Under this task are some entries; return every one of them exactly.

— BEGIN Exercise material —

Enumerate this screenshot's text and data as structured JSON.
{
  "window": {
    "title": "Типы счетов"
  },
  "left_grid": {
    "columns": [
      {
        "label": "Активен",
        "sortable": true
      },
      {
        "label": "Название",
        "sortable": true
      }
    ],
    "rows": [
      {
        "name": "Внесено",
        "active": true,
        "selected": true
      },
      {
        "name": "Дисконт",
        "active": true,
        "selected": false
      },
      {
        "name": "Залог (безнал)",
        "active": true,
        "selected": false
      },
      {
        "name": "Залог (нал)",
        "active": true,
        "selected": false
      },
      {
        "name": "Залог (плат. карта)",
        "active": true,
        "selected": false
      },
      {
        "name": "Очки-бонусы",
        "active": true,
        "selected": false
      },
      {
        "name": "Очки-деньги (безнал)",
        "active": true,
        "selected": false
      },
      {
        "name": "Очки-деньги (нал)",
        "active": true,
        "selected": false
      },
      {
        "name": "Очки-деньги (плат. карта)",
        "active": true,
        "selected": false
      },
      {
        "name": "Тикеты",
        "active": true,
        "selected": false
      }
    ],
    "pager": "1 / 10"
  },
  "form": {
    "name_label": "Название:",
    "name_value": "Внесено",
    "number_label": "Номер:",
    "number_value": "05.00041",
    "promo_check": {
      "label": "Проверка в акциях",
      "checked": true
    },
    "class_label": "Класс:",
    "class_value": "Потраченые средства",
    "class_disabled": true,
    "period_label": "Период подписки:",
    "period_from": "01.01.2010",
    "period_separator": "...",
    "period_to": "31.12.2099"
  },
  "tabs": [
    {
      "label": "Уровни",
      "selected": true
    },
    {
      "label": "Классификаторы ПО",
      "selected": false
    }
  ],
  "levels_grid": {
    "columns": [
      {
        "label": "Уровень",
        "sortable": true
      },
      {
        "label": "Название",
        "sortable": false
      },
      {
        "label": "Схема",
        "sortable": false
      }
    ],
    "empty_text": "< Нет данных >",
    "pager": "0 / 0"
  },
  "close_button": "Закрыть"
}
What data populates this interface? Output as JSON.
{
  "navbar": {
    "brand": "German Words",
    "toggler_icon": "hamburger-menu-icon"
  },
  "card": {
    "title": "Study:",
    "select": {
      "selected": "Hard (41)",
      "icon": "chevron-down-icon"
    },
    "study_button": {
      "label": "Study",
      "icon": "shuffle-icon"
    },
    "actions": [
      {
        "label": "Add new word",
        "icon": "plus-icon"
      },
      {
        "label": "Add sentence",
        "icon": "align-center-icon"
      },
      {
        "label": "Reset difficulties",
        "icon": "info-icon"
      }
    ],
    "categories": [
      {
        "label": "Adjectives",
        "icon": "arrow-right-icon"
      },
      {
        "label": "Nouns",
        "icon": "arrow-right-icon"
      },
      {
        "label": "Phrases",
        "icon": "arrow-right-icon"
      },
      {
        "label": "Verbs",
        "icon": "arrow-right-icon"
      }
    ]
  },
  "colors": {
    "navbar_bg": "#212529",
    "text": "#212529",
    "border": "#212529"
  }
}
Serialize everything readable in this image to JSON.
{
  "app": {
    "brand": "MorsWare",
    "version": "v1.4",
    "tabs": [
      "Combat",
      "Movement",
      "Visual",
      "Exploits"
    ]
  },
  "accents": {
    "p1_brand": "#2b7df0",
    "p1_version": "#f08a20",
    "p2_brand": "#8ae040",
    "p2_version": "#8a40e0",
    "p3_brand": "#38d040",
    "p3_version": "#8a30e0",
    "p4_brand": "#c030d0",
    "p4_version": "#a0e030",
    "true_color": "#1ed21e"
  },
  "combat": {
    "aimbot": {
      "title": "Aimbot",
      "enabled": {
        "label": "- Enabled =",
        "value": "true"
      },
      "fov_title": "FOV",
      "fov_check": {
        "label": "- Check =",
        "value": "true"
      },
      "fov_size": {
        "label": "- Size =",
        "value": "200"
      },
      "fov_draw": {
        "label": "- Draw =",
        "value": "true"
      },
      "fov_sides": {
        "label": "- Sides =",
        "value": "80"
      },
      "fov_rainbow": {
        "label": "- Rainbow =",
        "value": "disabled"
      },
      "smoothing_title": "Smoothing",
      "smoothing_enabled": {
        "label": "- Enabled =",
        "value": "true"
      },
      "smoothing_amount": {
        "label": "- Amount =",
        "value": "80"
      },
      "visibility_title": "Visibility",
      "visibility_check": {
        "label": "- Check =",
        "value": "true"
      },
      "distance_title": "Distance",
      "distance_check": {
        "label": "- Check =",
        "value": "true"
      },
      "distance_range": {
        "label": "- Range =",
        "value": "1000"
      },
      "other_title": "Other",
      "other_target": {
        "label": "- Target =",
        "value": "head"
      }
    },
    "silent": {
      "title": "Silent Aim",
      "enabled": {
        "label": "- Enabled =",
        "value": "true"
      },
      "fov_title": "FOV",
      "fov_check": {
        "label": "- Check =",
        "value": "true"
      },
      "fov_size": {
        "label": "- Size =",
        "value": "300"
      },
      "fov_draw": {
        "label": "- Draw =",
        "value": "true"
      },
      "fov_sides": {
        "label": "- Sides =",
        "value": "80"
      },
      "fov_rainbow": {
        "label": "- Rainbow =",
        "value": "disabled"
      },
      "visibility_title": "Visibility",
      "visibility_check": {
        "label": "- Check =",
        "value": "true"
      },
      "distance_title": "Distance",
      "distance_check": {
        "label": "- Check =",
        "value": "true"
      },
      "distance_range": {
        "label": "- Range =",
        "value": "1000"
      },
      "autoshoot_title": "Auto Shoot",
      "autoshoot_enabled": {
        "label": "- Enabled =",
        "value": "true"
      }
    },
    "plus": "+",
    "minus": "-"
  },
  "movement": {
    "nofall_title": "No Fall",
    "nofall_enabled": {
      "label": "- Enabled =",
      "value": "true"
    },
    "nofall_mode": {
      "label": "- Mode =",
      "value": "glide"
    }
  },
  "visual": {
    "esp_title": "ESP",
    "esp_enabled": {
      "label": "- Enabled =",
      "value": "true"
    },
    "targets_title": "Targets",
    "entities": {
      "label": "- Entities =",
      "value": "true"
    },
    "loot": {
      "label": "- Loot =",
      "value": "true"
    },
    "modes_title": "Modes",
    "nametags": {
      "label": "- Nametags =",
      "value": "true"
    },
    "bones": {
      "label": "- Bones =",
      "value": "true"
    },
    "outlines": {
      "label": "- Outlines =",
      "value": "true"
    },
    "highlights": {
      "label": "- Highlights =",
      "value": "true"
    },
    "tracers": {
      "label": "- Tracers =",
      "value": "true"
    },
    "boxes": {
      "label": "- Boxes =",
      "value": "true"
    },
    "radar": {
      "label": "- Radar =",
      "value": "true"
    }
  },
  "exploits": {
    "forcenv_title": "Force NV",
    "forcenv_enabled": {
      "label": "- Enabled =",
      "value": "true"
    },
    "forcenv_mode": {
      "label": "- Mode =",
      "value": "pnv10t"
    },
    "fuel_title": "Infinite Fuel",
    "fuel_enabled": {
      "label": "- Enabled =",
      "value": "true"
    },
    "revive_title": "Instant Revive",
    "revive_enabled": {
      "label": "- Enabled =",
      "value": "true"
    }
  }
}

— END Exercise material —

_Written reply_.
Enumerate this screenshot's text and data as structured JSON.
{
  "window": {
    "title": "Типы счетов"
  },
  "left_grid": {
    "columns": [
      {
        "label": "Активен",
        "sortable": true
      },
      {
        "label": "Название",
        "sortable": true
      }
    ],
    "rows": [
      {
        "name": "Внесено",
        "active": true,
        "selected": true
      },
      {
        "name": "Дисконт",
        "active": true,
        "selected": false
      },
      {
        "name": "Залог (безнал)",
        "active": true,
        "selected": false
      },
      {
        "name": "Залог (нал)",
        "active": true,
        "selected": false
      },
      {
        "name": "Залог (плат. карта)",
        "active": true,
        "selected": false
      },
      {
        "name": "Очки-бонусы",
        "active": true,
        "selected": false
      },
      {
        "name": "Очки-деньги (безнал)",
        "active": true,
        "selected": false
      },
      {
        "name": "Очки-деньги (нал)",
        "active": true,
        "selected": false
      },
      {
        "name": "Очки-деньги (плат. карта)",
        "active": true,
        "selected": false
      },
      {
        "name": "Тикеты",
        "active": true,
        "selected": false
      }
    ],
    "pager": "1 / 10"
  },
  "form": {
    "name_label": "Название:",
    "name_value": "Внесено",
    "number_label": "Номер:",
    "number_value": "05.00041",
    "promo_check": {
      "label": "Проверка в акциях",
      "checked": true
    },
    "class_label": "Класс:",
    "class_value": "Потраченые средства",
    "class_disabled": true,
    "period_label": "Период подписки:",
    "period_from": "01.01.2010",
    "period_separator": "...",
    "period_to": "31.12.2099"
  },
  "tabs": [
    {
      "label": "Уровни",
      "selected": true
    },
    {
      "label": "Классификаторы ПО",
      "selected": false
    }
  ],
  "levels_grid": {
    "columns": [
      {
        "label": "Уровень",
        "sortable": true
      },
      {
        "label": "Название",
        "sortable": false
      },
      {
        "label": "Схема",
        "sortable": false
      }
    ],
    "empty_text": "< Нет данных >",
    "pager": "0 / 0"
  },
  "close_button": "Закрыть"
}
What data populates this interface? Output as JSON.
{
  "navbar": {
    "brand": "German Words",
    "toggler_icon": "hamburger-menu-icon"
  },
  "card": {
    "title": "Study:",
    "select": {
      "selected": "Hard (41)",
      "icon": "chevron-down-icon"
    },
    "study_button": {
      "label": "Study",
      "icon": "shuffle-icon"
    },
    "actions": [
      {
        "label": "Add new word",
        "icon": "plus-icon"
      },
      {
        "label": "Add sentence",
        "icon": "align-center-icon"
      },
      {
        "label": "Reset difficulties",
        "icon": "info-icon"
      }
    ],
    "categories": [
      {
        "label": "Adjectives",
        "icon": "arrow-right-icon"
      },
      {
        "label": "Nouns",
        "icon": "arrow-right-icon"
      },
      {
        "label": "Phrases",
        "icon": "arrow-right-icon"
      },
      {
        "label": "Verbs",
        "icon": "arrow-right-icon"
      }
    ]
  },
  "colors": {
    "navbar_bg": "#212529",
    "text": "#212529",
    "border": "#212529"
  }
}
Serialize everything readable in this image to JSON.
{
  "app": {
    "brand": "MorsWare",
    "version": "v1.4",
    "tabs": [
      "Combat",
      "Movement",
      "Visual",
      "Exploits"
    ]
  },
  "accents": {
    "p1_brand": "#2b7df0",
    "p1_version": "#f08a20",
    "p2_brand": "#8ae040",
    "p2_version": "#8a40e0",
    "p3_brand": "#38d040",
    "p3_version": "#8a30e0",
    "p4_brand": "#c030d0",
    "p4_version": "#a0e030",
    "true_color": "#1ed21e"
  },
  "combat": {
    "aimbot": {
      "title": "Aimbot",
      "enabled": {
        "label": "- Enabled =",
        "value": "true"
      },
      "fov_title": "FOV",
      "fov_check": {
        "label": "- Check =",
        "value": "true"
      },
      "fov_size": {
        "label": "- Size =",
        "value": "200"
      },
      "fov_draw": {
        "label": "- Draw =",
        "value": "true"
      },
      "fov_sides": {
        "label": "- Sides =",
        "value": "80"
      },
      "fov_rainbow": {
        "label": "- Rainbow =",
        "value": "disabled"
      },
      "smoothing_title": "Smoothing",
      "smoothing_enabled": {
        "label": "- Enabled =",
        "value": "true"
      },
      "smoothing_amount": {
        "label": "- Amount =",
        "value": "80"
      },
      "visibility_title": "Visibility",
      "visibility_check": {
        "label": "- Check =",
        "value": "true"
      },
      "distance_title": "Distance",
      "distance_check": {
        "label": "- Check =",
        "value": "true"
      },
      "distance_range": {
        "label": "- Range =",
        "value": "1000"
      },
      "other_title": "Other",
      "other_target": {
        "label": "- Target =",
        "value": "head"
      }
    },
    "silent": {
      "title": "Silent Aim",
      "enabled": {
        "label": "- Enabled =",
        "value": "true"
      },
      "fov_title": "FOV",
      "fov_check": {
        "label": "- Check =",
        "value": "true"
      },
      "fov_size": {
        "label": "- Size =",
        "value": "300"
      },
      "fov_draw": {
        "label": "- Draw =",
        "value": "true"
      },
      "fov_sides": {
        "label": "- Sides =",
        "value": "80"
      },
      "fov_rainbow": {
        "label": "- Rainbow =",
        "value": "disabled"
      },
      "visibility_title": "Visibility",
      "visibility_check": {
        "label": "- Check =",
        "value": "true"
      },
      "distance_title": "Distance",
      "distance_check": {
        "label": "- Check =",
        "value": "true"
      },
      "distance_range": {
        "label": "- Range =",
        "value": "1000"
      },
      "autoshoot_title": "Auto Shoot",
      "autoshoot_enabled": {
        "label": "- Enabled =",
        "value": "true"
      }
    },
    "plus": "+",
    "minus": "-"
  },
  "movement": {
    "nofall_title": "No Fall",
    "nofall_enabled": {
      "label": "- Enabled =",
      "value": "true"
    },
    "nofall_mode": {
      "label": "- Mode =",
      "value": "glide"
    }
  },
  "visual": {
    "esp_title": "ESP",
    "esp_enabled": {
      "label": "- Enabled =",
      "value": "true"
    },
    "targets_title": "Targets",
    "entities": {
      "label": "- Entities =",
      "value": "true"
    },
    "loot": {
      "label": "- Loot =",
      "value": "true"
    },
    "modes_title": "Modes",
    "nametags": {
      "label": "- Nametags =",
      "value": "true"
    },
    "bones": {
      "label": "- Bones =",
      "value": "true"
    },
    "outlines": {
      "label": "- Outlines =",
      "value": "true"
    },
    "highlights": {
      "label": "- Highlights =",
      "value": "true"
    },
    "tracers": {
      "label": "- Tracers =",
      "value": "true"
    },
    "boxes": {
      "label": "- Boxes =",
      "value": "true"
    },
    "radar": {
      "label": "- Radar =",
      "value": "true"
    }
  },
  "exploits": {
    "forcenv_title": "Force NV",
    "forcenv_enabled": {
      "label": "- Enabled =",
      "value": "true"
    },
    "forcenv_mode": {
      "label": "- Mode =",
      "value": "pnv10t"
    },
    "fuel_title": "Infinite Fuel",
    "fuel_enabled": {
      "label": "- Enabled =",
      "value": "true"
    },
    "revive_title": "Instant Revive",
    "revive_enabled": {
      "label": "- Enabled =",
      "value": "true"
    }
  }
}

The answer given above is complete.